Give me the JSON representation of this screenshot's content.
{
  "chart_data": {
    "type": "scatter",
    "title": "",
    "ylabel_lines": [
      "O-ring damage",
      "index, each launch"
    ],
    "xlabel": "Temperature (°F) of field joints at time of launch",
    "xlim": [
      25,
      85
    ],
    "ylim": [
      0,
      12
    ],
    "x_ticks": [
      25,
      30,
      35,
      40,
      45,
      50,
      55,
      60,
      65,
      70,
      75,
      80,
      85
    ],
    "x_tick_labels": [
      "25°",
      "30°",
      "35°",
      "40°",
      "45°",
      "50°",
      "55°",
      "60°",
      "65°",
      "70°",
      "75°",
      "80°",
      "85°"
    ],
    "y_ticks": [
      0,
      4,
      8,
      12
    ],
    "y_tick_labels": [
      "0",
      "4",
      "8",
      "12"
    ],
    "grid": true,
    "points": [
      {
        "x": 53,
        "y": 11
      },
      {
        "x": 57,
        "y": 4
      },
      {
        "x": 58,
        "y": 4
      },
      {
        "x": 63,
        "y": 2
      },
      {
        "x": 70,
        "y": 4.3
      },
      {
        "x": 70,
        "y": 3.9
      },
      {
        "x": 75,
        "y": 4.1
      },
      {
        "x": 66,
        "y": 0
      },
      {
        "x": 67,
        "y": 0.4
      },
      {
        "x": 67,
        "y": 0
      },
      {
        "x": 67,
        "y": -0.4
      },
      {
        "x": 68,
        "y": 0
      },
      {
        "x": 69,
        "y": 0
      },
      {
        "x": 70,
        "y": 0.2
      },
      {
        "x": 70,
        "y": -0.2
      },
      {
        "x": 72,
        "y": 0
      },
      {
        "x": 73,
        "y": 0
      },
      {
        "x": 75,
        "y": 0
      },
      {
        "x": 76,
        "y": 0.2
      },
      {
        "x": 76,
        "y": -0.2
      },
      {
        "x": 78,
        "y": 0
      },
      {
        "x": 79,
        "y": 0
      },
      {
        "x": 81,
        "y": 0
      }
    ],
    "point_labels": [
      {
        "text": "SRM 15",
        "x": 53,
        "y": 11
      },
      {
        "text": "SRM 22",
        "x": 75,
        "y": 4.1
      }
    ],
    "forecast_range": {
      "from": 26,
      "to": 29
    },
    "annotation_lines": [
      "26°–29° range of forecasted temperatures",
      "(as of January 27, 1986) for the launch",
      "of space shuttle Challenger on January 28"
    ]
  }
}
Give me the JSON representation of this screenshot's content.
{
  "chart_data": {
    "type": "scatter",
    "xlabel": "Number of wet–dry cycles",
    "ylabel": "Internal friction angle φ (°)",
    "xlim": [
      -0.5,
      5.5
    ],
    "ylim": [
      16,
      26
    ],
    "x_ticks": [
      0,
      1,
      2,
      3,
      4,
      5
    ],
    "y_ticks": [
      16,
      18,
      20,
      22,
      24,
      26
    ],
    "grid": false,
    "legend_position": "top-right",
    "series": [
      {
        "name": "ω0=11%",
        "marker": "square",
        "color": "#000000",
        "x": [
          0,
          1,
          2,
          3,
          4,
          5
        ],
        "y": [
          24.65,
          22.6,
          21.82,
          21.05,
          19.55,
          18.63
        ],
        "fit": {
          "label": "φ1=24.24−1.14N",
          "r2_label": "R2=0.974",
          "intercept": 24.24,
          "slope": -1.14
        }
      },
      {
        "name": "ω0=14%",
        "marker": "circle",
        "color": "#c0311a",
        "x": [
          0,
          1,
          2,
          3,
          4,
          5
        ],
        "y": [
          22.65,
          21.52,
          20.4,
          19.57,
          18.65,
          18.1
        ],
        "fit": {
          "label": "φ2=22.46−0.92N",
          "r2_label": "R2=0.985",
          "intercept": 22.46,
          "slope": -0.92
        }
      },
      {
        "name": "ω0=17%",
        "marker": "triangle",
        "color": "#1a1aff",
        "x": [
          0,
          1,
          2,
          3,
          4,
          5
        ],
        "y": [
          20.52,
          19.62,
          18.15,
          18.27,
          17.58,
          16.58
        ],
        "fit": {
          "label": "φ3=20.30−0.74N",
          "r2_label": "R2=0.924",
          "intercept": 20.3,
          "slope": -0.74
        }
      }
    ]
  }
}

*****

The task:
Write down the full listing again, exactly.

Output below:
Give me the JSON representation of this screenshot's content.
{
  "chart_data": {
    "type": "scatter",
    "title": "",
    "ylabel_lines": [
      "O-ring damage",
      "index, each launch"
    ],
    "xlabel": "Temperature (°F) of field joints at time of launch",
    "xlim": [
      25,
      85
    ],
    "ylim": [
      0,
      12
    ],
    "x_ticks": [
      25,
      30,
      35,
      40,
      45,
      50,
      55,
      60,
      65,
      70,
      75,
      80,
      85
    ],
    "x_tick_labels": [
      "25°",
      "30°",
      "35°",
      "40°",
      "45°",
      "50°",
      "55°",
      "60°",
      "65°",
      "70°",
      "75°",
      "80°",
      "85°"
    ],
    "y_ticks": [
      0,
      4,
      8,
      12
    ],
    "y_tick_labels": [
      "0",
      "4",
      "8",
      "12"
    ],
    "grid": true,
    "points": [
      {
        "x": 53,
        "y": 11
      },
      {
        "x": 57,
        "y": 4
      },
      {
        "x": 58,
        "y": 4
      },
      {
        "x": 63,
        "y": 2
      },
      {
        "x": 70,
        "y": 4.3
      },
      {
        "x": 70,
        "y": 3.9
      },
      {
        "x": 75,
        "y": 4.1
      },
      {
        "x": 66,
        "y": 0
      },
      {
        "x": 67,
        "y": 0.4
      },
      {
        "x": 67,
        "y": 0
      },
      {
        "x": 67,
        "y": -0.4
      },
      {
        "x": 68,
        "y": 0
      },
      {
        "x": 69,
        "y": 0
      },
      {
        "x": 70,
        "y": 0.2
      },
      {
        "x": 70,
        "y": -0.2
      },
      {
        "x": 72,
        "y": 0
      },
      {
        "x": 73,
        "y": 0
      },
      {
        "x": 75,
        "y": 0
      },
      {
        "x": 76,
        "y": 0.2
      },
      {
        "x": 76,
        "y": -0.2
      },
      {
        "x": 78,
        "y": 0
      },
      {
        "x": 79,
        "y": 0
      },
      {
        "x": 81,
        "y": 0
      }
    ],
    "point_labels": [
      {
        "text": "SRM 15",
        "x": 53,
        "y": 11
      },
      {
        "text": "SRM 22",
        "x": 75,
        "y": 4.1
      }
    ],
    "forecast_range": {
      "from": 26,
      "to": 29
    },
    "annotation_lines": [
      "26°–29° range of forecasted temperatures",
      "(as of January 27, 1986) for the launch",
      "of space shuttle Challenger on January 28"
    ]
  }
}
Give me the JSON representation of this screenshot's content.
{
  "chart_data": {
    "type": "scatter",
    "xlabel": "Number of wet–dry cycles",
    "ylabel": "Internal friction angle φ (°)",
    "xlim": [
      -0.5,
      5.5
    ],
    "ylim": [
      16,
      26
    ],
    "x_ticks": [
      0,
      1,
      2,
      3,
      4,
      5
    ],
    "y_ticks": [
      16,
      18,
      20,
      22,
      24,
      26
    ],
    "grid": false,
    "legend_position": "top-right",
    "series": [
      {
        "name": "ω0=11%",
        "marker": "square",
        "color": "#000000",
        "x": [
          0,
          1,
          2,
          3,
          4,
          5
        ],
        "y": [
          24.65,
          22.6,
          21.82,
          21.05,
          19.55,
          18.63
        ],
        "fit": {
          "label": "φ1=24.24−1.14N",
          "r2_label": "R2=0.974",
          "intercept": 24.24,
          "slope": -1.14
        }
      },
      {
        "name": "ω0=14%",
        "marker": "circle",
        "color": "#c0311a",
        "x": [
          0,
          1,
          2,
          3,
          4,
          5
        ],
        "y": [
          22.65,
          21.52,
          20.4,
          19.57,
          18.65,
          18.1
        ],
        "fit": {
          "label": "φ2=22.46−0.92N",
          "r2_label": "R2=0.985",
          "intercept": 22.46,
          "slope": -0.92
        }
      },
      {
        "name": "ω0=17%",
        "marker": "triangle",
        "color": "#1a1aff",
        "x": [
          0,
          1,
          2,
          3,
          4,
          5
        ],
        "y": [
          20.52,
          19.62,
          18.15,
          18.27,
          17.58,
          16.58
        ],
        "fit": {
          "label": "φ3=20.30−0.74N",
          "r2_label": "R2=0.924",
          "intercept": 20.3,
          "slope": -0.74
        }
      }
    ]
  }
}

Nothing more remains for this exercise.